— START OF Supplied records —

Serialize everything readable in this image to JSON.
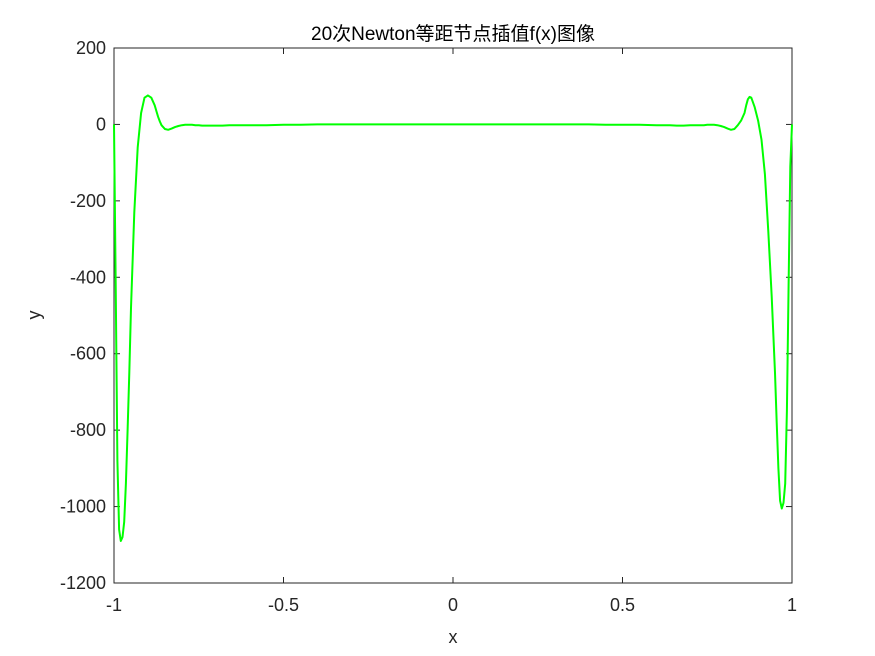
{
  "chart_data": {
    "type": "line",
    "title": "20次Newton等距节点插值f(x)图像",
    "xlabel": "x",
    "ylabel": "y",
    "xlim": [
      -1,
      1
    ],
    "ylim": [
      -1200,
      200
    ],
    "xticks": [
      -1,
      -0.5,
      0,
      0.5,
      1
    ],
    "xtick_labels": [
      "-1",
      "-0.5",
      "0",
      "0.5",
      "1"
    ],
    "yticks": [
      -1200,
      -1000,
      -800,
      -600,
      -400,
      -200,
      0,
      200
    ],
    "ytick_labels": [
      "-1200",
      "-1000",
      "-800",
      "-600",
      "-400",
      "-200",
      "0",
      "200"
    ],
    "grid": false,
    "series": [
      {
        "color": "#00ff00",
        "x": [
          -1.0,
          -0.995,
          -0.99,
          -0.985,
          -0.98,
          -0.975,
          -0.97,
          -0.965,
          -0.96,
          -0.955,
          -0.95,
          -0.94,
          -0.93,
          -0.92,
          -0.91,
          -0.9,
          -0.89,
          -0.88,
          -0.875,
          -0.87,
          -0.865,
          -0.86,
          -0.85,
          -0.84,
          -0.83,
          -0.82,
          -0.81,
          -0.8,
          -0.79,
          -0.78,
          -0.77,
          -0.76,
          -0.75,
          -0.74,
          -0.72,
          -0.7,
          -0.68,
          -0.66,
          -0.64,
          -0.62,
          -0.6,
          -0.55,
          -0.5,
          -0.45,
          -0.4,
          -0.3,
          -0.2,
          -0.1,
          0.0,
          0.1,
          0.2,
          0.3,
          0.4,
          0.45,
          0.5,
          0.55,
          0.6,
          0.62,
          0.64,
          0.66,
          0.68,
          0.7,
          0.72,
          0.74,
          0.75,
          0.76,
          0.77,
          0.78,
          0.79,
          0.8,
          0.81,
          0.82,
          0.83,
          0.84,
          0.85,
          0.86,
          0.865,
          0.87,
          0.875,
          0.88,
          0.89,
          0.9,
          0.91,
          0.92,
          0.93,
          0.94,
          0.95,
          0.955,
          0.96,
          0.965,
          0.97,
          0.975,
          0.98,
          0.985,
          0.99,
          0.995,
          1.0
        ],
        "y": [
          0,
          -420,
          -880,
          -1060,
          -1090,
          -1080,
          -1040,
          -940,
          -800,
          -650,
          -480,
          -230,
          -60,
          30,
          70,
          76,
          70,
          50,
          35,
          20,
          8,
          -2,
          -12,
          -14,
          -11,
          -7,
          -4,
          -2,
          -1,
          -1,
          -1,
          -2,
          -2,
          -3,
          -3,
          -3,
          -3,
          -2,
          -2,
          -2,
          -2,
          -2,
          -1,
          -1,
          0,
          0,
          0,
          0,
          0,
          0,
          0,
          0,
          0,
          -1,
          -1,
          -1,
          -2,
          -2,
          -2,
          -3,
          -3,
          -2,
          -2,
          -2,
          -1,
          -1,
          -1,
          -2,
          -4,
          -7,
          -11,
          -14,
          -12,
          -2,
          10,
          30,
          50,
          66,
          72,
          70,
          45,
          10,
          -40,
          -130,
          -280,
          -450,
          -650,
          -780,
          -900,
          -985,
          -1005,
          -990,
          -940,
          -750,
          -420,
          -110,
          0
        ]
      }
    ]
  }
}
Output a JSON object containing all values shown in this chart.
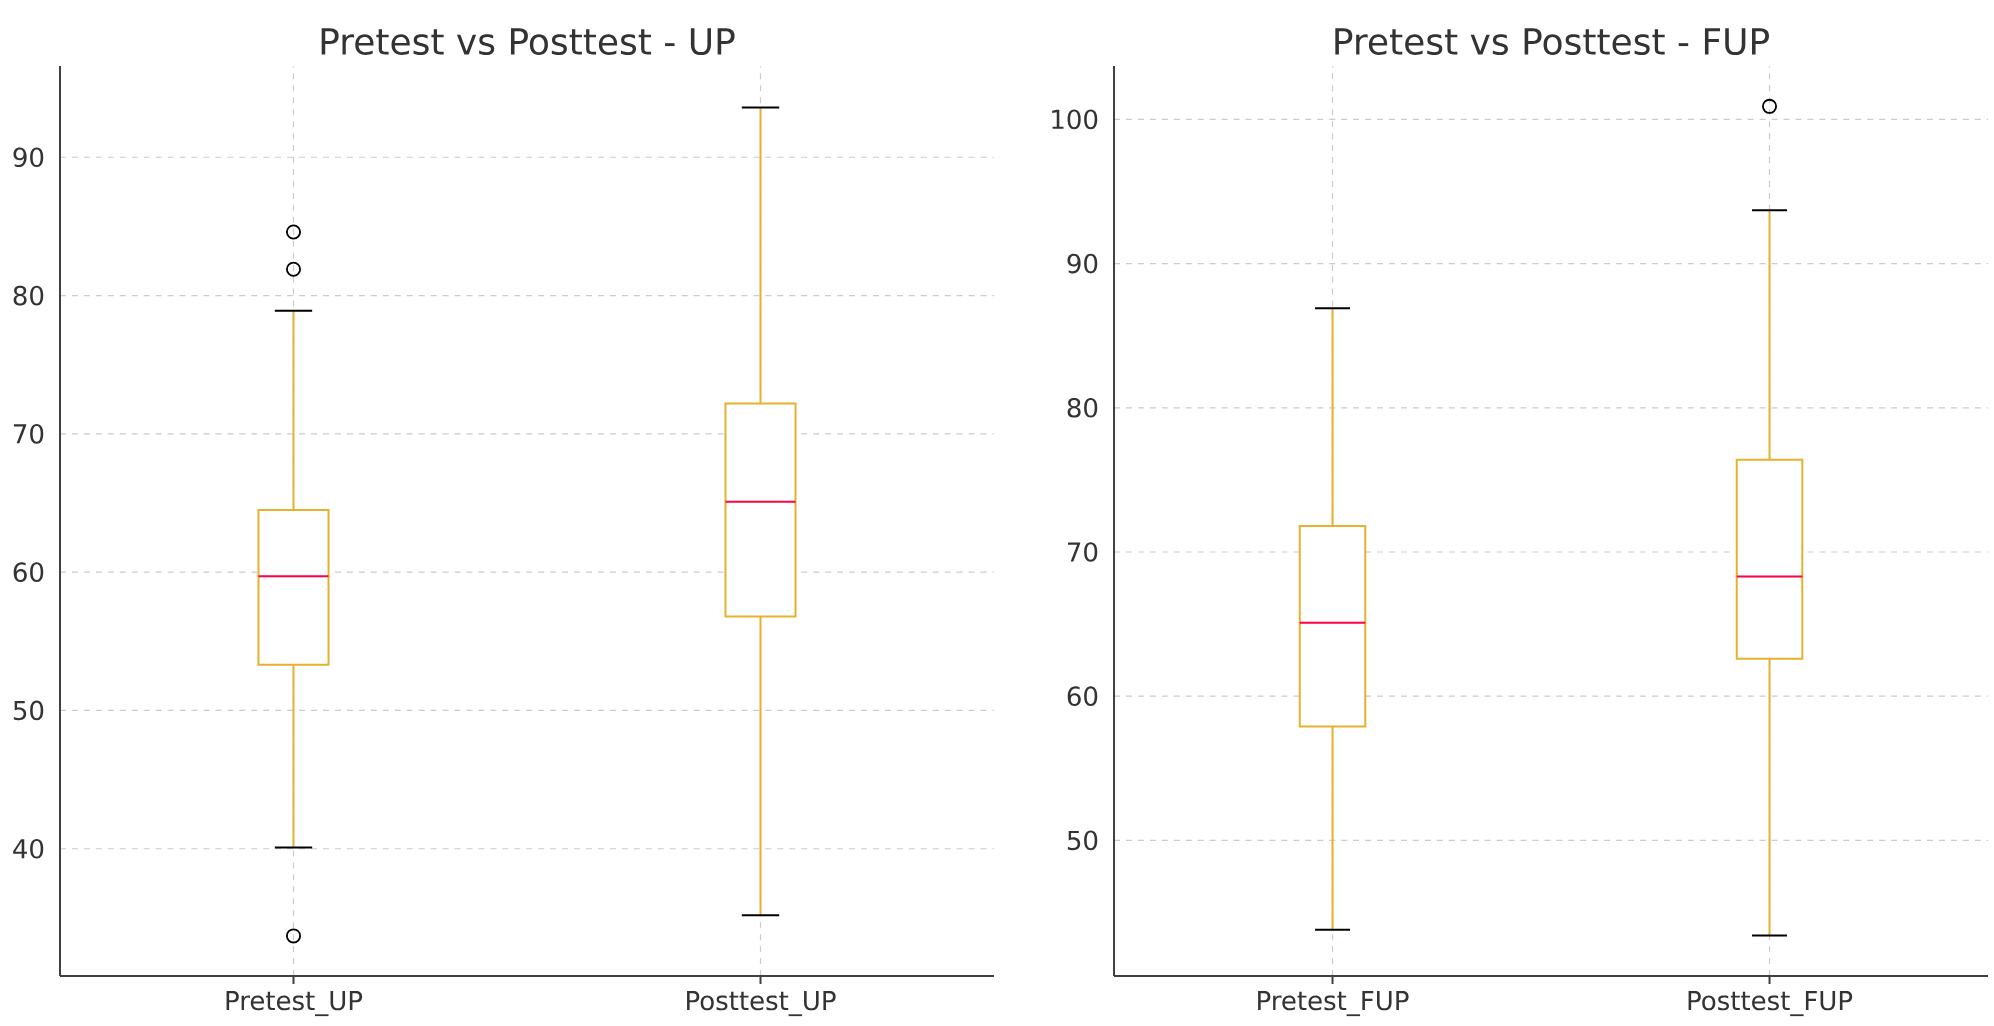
{
  "chart_data": [
    {
      "type": "box",
      "title": "Pretest vs Posttest - UP",
      "categories": [
        "Pretest_UP",
        "Posttest_UP"
      ],
      "series": [
        {
          "color": "#e6b12e",
          "boxes": [
            {
              "low": 40.1,
              "q1": 53.3,
              "median": 59.7,
              "q3": 64.5,
              "high": 78.9,
              "outliers": [
                84.6,
                81.9,
                33.7
              ]
            },
            {
              "low": 35.2,
              "q1": 56.8,
              "median": 65.1,
              "q3": 72.2,
              "high": 93.6
            }
          ]
        }
      ],
      "ylim": [
        30.8,
        96.6
      ],
      "yticks": [
        40,
        50,
        60,
        70,
        80,
        90
      ],
      "grid": true
    },
    {
      "type": "box",
      "title": "Pretest vs Posttest - FUP",
      "categories": [
        "Pretest_FUP",
        "Posttest_FUP"
      ],
      "series": [
        {
          "color": "#e6b12e",
          "boxes": [
            {
              "low": 43.8,
              "q1": 57.9,
              "median": 65.1,
              "q3": 71.8,
              "high": 86.9
            },
            {
              "low": 43.4,
              "q1": 62.6,
              "median": 68.3,
              "q3": 76.4,
              "high": 93.7,
              "outliers": [
                100.9
              ]
            }
          ]
        }
      ],
      "ylim": [
        40.6,
        103.7
      ],
      "yticks": [
        50,
        60,
        70,
        80,
        90,
        100
      ],
      "grid": true
    }
  ]
}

— END OF Supplied records —

* What you need to do:
Go back to the records above and write them out exactly, without the pictures.

* Result for this exercise:
Serialize everything readable in this image to JSON.
{
  "chart_data": {
    "type": "line",
    "title": "20次Newton等距节点插值f(x)图像",
    "xlabel": "x",
    "ylabel": "y",
    "xlim": [
      -1,
      1
    ],
    "ylim": [
      -1200,
      200
    ],
    "xticks": [
      -1,
      -0.5,
      0,
      0.5,
      1
    ],
    "xtick_labels": [
      "-1",
      "-0.5",
      "0",
      "0.5",
      "1"
    ],
    "yticks": [
      -1200,
      -1000,
      -800,
      -600,
      -400,
      -200,
      0,
      200
    ],
    "ytick_labels": [
      "-1200",
      "-1000",
      "-800",
      "-600",
      "-400",
      "-200",
      "0",
      "200"
    ],
    "grid": false,
    "series": [
      {
        "color": "#00ff00",
        "x": [
          -1.0,
          -0.995,
          -0.99,
          -0.985,
          -0.98,
          -0.975,
          -0.97,
          -0.965,
          -0.96,
          -0.955,
          -0.95,
          -0.94,
          -0.93,
          -0.92,
          -0.91,
          -0.9,
          -0.89,
          -0.88,
          -0.875,
          -0.87,
          -0.865,
          -0.86,
          -0.85,
          -0.84,
          -0.83,
          -0.82,
          -0.81,
          -0.8,
          -0.79,
          -0.78,
          -0.77,
          -0.76,
          -0.75,
          -0.74,
          -0.72,
          -0.7,
          -0.68,
          -0.66,
          -0.64,
          -0.62,
          -0.6,
          -0.55,
          -0.5,
          -0.45,
          -0.4,
          -0.3,
          -0.2,
          -0.1,
          0.0,
          0.1,
          0.2,
          0.3,
          0.4,
          0.45,
          0.5,
          0.55,
          0.6,
          0.62,
          0.64,
          0.66,
          0.68,
          0.7,
          0.72,
          0.74,
          0.75,
          0.76,
          0.77,
          0.78,
          0.79,
          0.8,
          0.81,
          0.82,
          0.83,
          0.84,
          0.85,
          0.86,
          0.865,
          0.87,
          0.875,
          0.88,
          0.89,
          0.9,
          0.91,
          0.92,
          0.93,
          0.94,
          0.95,
          0.955,
          0.96,
          0.965,
          0.97,
          0.975,
          0.98,
          0.985,
          0.99,
          0.995,
          1.0
        ],
        "y": [
          0,
          -420,
          -880,
          -1060,
          -1090,
          -1080,
          -1040,
          -940,
          -800,
          -650,
          -480,
          -230,
          -60,
          30,
          70,
          76,
          70,
          50,
          35,
          20,
          8,
          -2,
          -12,
          -14,
          -11,
          -7,
          -4,
          -2,
          -1,
          -1,
          -1,
          -2,
          -2,
          -3,
          -3,
          -3,
          -3,
          -2,
          -2,
          -2,
          -2,
          -2,
          -1,
          -1,
          0,
          0,
          0,
          0,
          0,
          0,
          0,
          0,
          0,
          -1,
          -1,
          -1,
          -2,
          -2,
          -2,
          -3,
          -3,
          -2,
          -2,
          -2,
          -1,
          -1,
          -1,
          -2,
          -4,
          -7,
          -11,
          -14,
          -12,
          -2,
          10,
          30,
          50,
          66,
          72,
          70,
          45,
          10,
          -40,
          -130,
          -280,
          -450,
          -650,
          -780,
          -900,
          -985,
          -1005,
          -990,
          -940,
          -750,
          -420,
          -110,
          0
        ]
      }
    ]
  }
}
Output a JSON object containing all values shown in this chart.
{
  "chart_data": [
    {
      "type": "box",
      "title": "Pretest vs Posttest - UP",
      "categories": [
        "Pretest_UP",
        "Posttest_UP"
      ],
      "series": [
        {
          "color": "#e6b12e",
          "boxes": [
            {
              "low": 40.1,
              "q1": 53.3,
              "median": 59.7,
              "q3": 64.5,
              "high": 78.9,
              "outliers": [
                84.6,
                81.9,
                33.7
              ]
            },
            {
              "low": 35.2,
              "q1": 56.8,
              "median": 65.1,
              "q3": 72.2,
              "high": 93.6
            }
          ]
        }
      ],
      "ylim": [
        30.8,
        96.6
      ],
      "yticks": [
        40,
        50,
        60,
        70,
        80,
        90
      ],
      "grid": true
    },
    {
      "type": "box",
      "title": "Pretest vs Posttest - FUP",
      "categories": [
        "Pretest_FUP",
        "Posttest_FUP"
      ],
      "series": [
        {
          "color": "#e6b12e",
          "boxes": [
            {
              "low": 43.8,
              "q1": 57.9,
              "median": 65.1,
              "q3": 71.8,
              "high": 86.9
            },
            {
              "low": 43.4,
              "q1": 62.6,
              "median": 68.3,
              "q3": 76.4,
              "high": 93.7,
              "outliers": [
                100.9
              ]
            }
          ]
        }
      ],
      "ylim": [
        40.6,
        103.7
      ],
      "yticks": [
        50,
        60,
        70,
        80,
        90,
        100
      ],
      "grid": true
    }
  ]
}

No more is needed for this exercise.